----- DATASET CONTENT

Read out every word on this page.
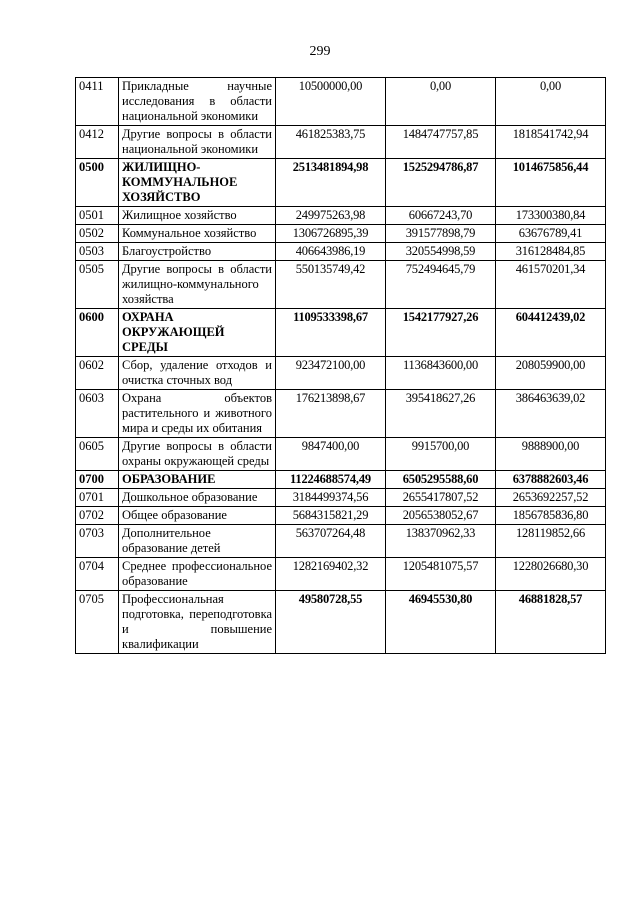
299
0411	Прикладные научные исследования в области национальной экономики	10500000,00	0,00	0,00
0412	Другие вопросы в области национальной экономики	461825383,75	1484747757,85	1818541742,94
0500	ЖИЛИЩНО-КОММУНАЛЬНОЕ ХОЗЯЙСТВО	2513481894,98	1525294786,87	1014675856,44
0501	Жилищное хозяйство	249975263,98	60667243,70	173300380,84
0502	Коммунальное хозяйство	1306726895,39	391577898,79	63676789,41
0503	Благоустройство	406643986,19	320554998,59	316128484,85
0505	Другие вопросы в области жилищно-коммунального хозяйства	550135749,42	752494645,79	461570201,34
0600	ОХРАНА ОКРУЖАЮЩЕЙ СРЕДЫ	1109533398,67	1542177927,26	604412439,02
0602	Сбор, удаление отходов и очистка сточных вод	923472100,00	1136843600,00	208059900,00
0603	Охрана объектов растительного и животного мира и среды их обитания	176213898,67	395418627,26	386463639,02
0605	Другие вопросы в области охраны окружающей среды	9847400,00	9915700,00	9888900,00
0700	ОБРАЗОВАНИЕ	11224688574,49	6505295588,60	6378882603,46
0701	Дошкольное образование	3184499374,56	2655417807,52	2653692257,52
0702	Общее образование	5684315821,29	2056538052,67	1856785836,80
0703	Дополнительное образование детей	563707264,48	138370962,33	128119852,66
0704	Среднее профессиональное образование	1282169402,32	1205481075,57	1228026680,30
0705	Профессиональная подготовка, переподготовка и повышение квалификации	49580728,55	46945530,80	46881828,57
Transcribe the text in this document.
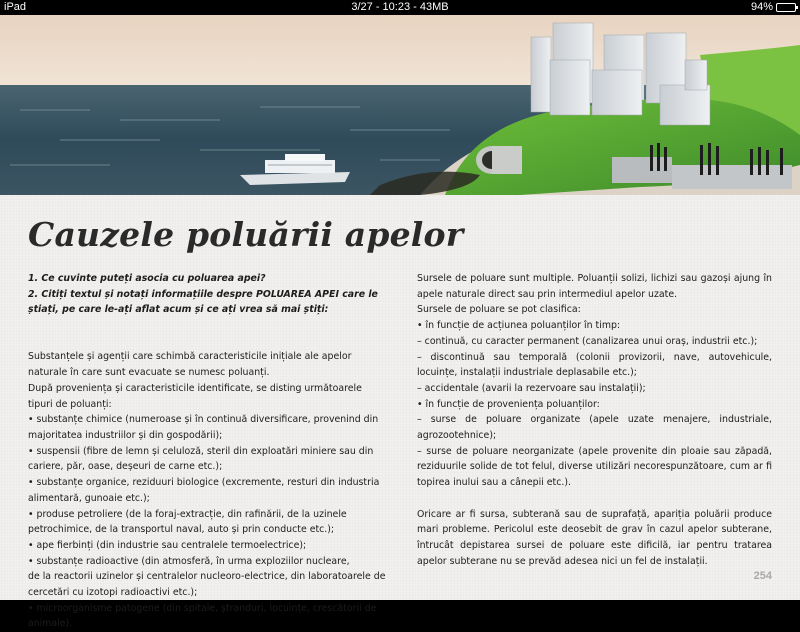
iPad	3/27 - 10:23 - 43MB	94%
Cauzele poluării apelor

1. Ce cuvinte puteți asocia cu poluarea apei?

2. Citiți textul și notați informațiile despre POLUAREA APEI care le știați, pe care le-ați aflat acum și ce ați vrea să mai știți:

Substanțele și agenții care schimbă caracteristicile inițiale ale apelor naturale în care sunt evacuate se numesc poluanți.

După proveniența și caracteristicile identificate, se disting următoarele tipuri de poluanți:

• substanțe chimice (numeroase și în continuă diversificare, provenind din majoritatea industriilor și din gospodării);

• suspensii (fibre de lemn și celuloză, steril din exploatări miniere sau din cariere, păr, oase, deșeuri de carne etc.);

• substanțe organice, reziduuri biologice (excremente, resturi din industria alimentară, gunoaie etc.);

• produse petroliere (de la foraj-extracție, din rafinării, de la uzinele petrochimice, de la transportul naval, auto și prin conducte etc.);

• ape fierbinți (din industrie sau centralele termoelectrice);

• substanțe radioactive (din atmosferă, în urma exploziilor nucleare,

de la reactorii uzinelor și centralelor nucleoro-electrice, din laboratoarele de cercetări cu izotopi radioactivi etc.);

• microorganisme patogene (din spitale, ștranduri, locuințe, crescătorii de animale).

Sursele de poluare sunt multiple. Poluanții solizi, lichizi sau gazoși ajung în apele naturale direct sau prin intermediul apelor uzate.

Sursele de poluare se pot clasifica:

• în funcție de acțiunea poluanților în timp:

– continuă, cu caracter permanent (canalizarea unui oraș, industrii etc.);

– discontinuă sau temporală (colonii provizorii, nave, autovehicule, locuințe, instalații industriale deplasabile etc.);

– accidentale (avarii la rezervoare sau instalații);

• în funcție de proveniența poluanților:

– surse de poluare organizate (apele uzate menajere, industriale, agrozootehnice);

– surse de poluare neorganizate (apele provenite din ploaie sau zăpadă, reziduurile solide de tot felul, diverse utilizări necorespunzătoare, cum ar fi topirea inului sau a cânepii etc.).

Oricare ar fi sursa, subterană sau de suprafață, apariția poluării produce mari probleme. Pericolul este deosebit de grav în cazul apelor subterane, întrucât depistarea sursei de poluare este dificilă, iar pentru tratarea apelor subterane nu se prevăd adesea nici un fel de instalații.

254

----------

• _WORK TO BE COMPLETED_: Reproduce the material above in full, exactly, with no images.

• _EXPECTED ANSWER_:
Read out every word on this page.
299
0411	Прикладные научные исследования в области национальной экономики	10500000,00	0,00	0,00
0412	Другие вопросы в области национальной экономики	461825383,75	1484747757,85	1818541742,94
0500	ЖИЛИЩНО-КОММУНАЛЬНОЕ ХОЗЯЙСТВО	2513481894,98	1525294786,87	1014675856,44
0501	Жилищное хозяйство	249975263,98	60667243,70	173300380,84
0502	Коммунальное хозяйство	1306726895,39	391577898,79	63676789,41
0503	Благоустройство	406643986,19	320554998,59	316128484,85
0505	Другие вопросы в области жилищно-коммунального хозяйства	550135749,42	752494645,79	461570201,34
0600	ОХРАНА ОКРУЖАЮЩЕЙ СРЕДЫ	1109533398,67	1542177927,26	604412439,02
0602	Сбор, удаление отходов и очистка сточных вод	923472100,00	1136843600,00	208059900,00
0603	Охрана объектов растительного и животного мира и среды их обитания	176213898,67	395418627,26	386463639,02
0605	Другие вопросы в области охраны окружающей среды	9847400,00	9915700,00	9888900,00
0700	ОБРАЗОВАНИЕ	11224688574,49	6505295588,60	6378882603,46
0701	Дошкольное образование	3184499374,56	2655417807,52	2653692257,52
0702	Общее образование	5684315821,29	2056538052,67	1856785836,80
0703	Дополнительное образование детей	563707264,48	138370962,33	128119852,66
0704	Среднее профессиональное образование	1282169402,32	1205481075,57	1228026680,30
0705	Профессиональная подготовка, переподготовка и повышение квалификации	49580728,55	46945530,80	46881828,57
Transcribe the text in this document.
iPad	3/27 - 10:23 - 43MB	94%
Cauzele poluării apelor

1. Ce cuvinte puteți asocia cu poluarea apei?

2. Citiți textul și notați informațiile despre POLUAREA APEI care le știați, pe care le-ați aflat acum și ce ați vrea să mai știți:

Substanțele și agenții care schimbă caracteristicile inițiale ale apelor naturale în care sunt evacuate se numesc poluanți.

După proveniența și caracteristicile identificate, se disting următoarele tipuri de poluanți:

• substanțe chimice (numeroase și în continuă diversificare, provenind din majoritatea industriilor și din gospodării);

• suspensii (fibre de lemn și celuloză, steril din exploatări miniere sau din cariere, păr, oase, deșeuri de carne etc.);

• substanțe organice, reziduuri biologice (excremente, resturi din industria alimentară, gunoaie etc.);

• produse petroliere (de la foraj-extracție, din rafinării, de la uzinele petrochimice, de la transportul naval, auto și prin conducte etc.);

• ape fierbinți (din industrie sau centralele termoelectrice);

• substanțe radioactive (din atmosferă, în urma exploziilor nucleare,

de la reactorii uzinelor și centralelor nucleoro-electrice, din laboratoarele de cercetări cu izotopi radioactivi etc.);

• microorganisme patogene (din spitale, ștranduri, locuințe, crescătorii de animale).

Sursele de poluare sunt multiple. Poluanții solizi, lichizi sau gazoși ajung în apele naturale direct sau prin intermediul apelor uzate.

Sursele de poluare se pot clasifica:

• în funcție de acțiunea poluanților în timp:

– continuă, cu caracter permanent (canalizarea unui oraș, industrii etc.);

– discontinuă sau temporală (colonii provizorii, nave, autovehicule, locuințe, instalații industriale deplasabile etc.);

– accidentale (avarii la rezervoare sau instalații);

• în funcție de proveniența poluanților:

– surse de poluare organizate (apele uzate menajere, industriale, agrozootehnice);

– surse de poluare neorganizate (apele provenite din ploaie sau zăpadă, reziduurile solide de tot felul, diverse utilizări necorespunzătoare, cum ar fi topirea inului sau a cânepii etc.).

Oricare ar fi sursa, subterană sau de suprafață, apariția poluării produce mari probleme. Pericolul este deosebit de grav în cazul apelor subterane, întrucât depistarea sursei de poluare este dificilă, iar pentru tratarea apelor subterane nu se prevăd adesea nici un fel de instalații.

254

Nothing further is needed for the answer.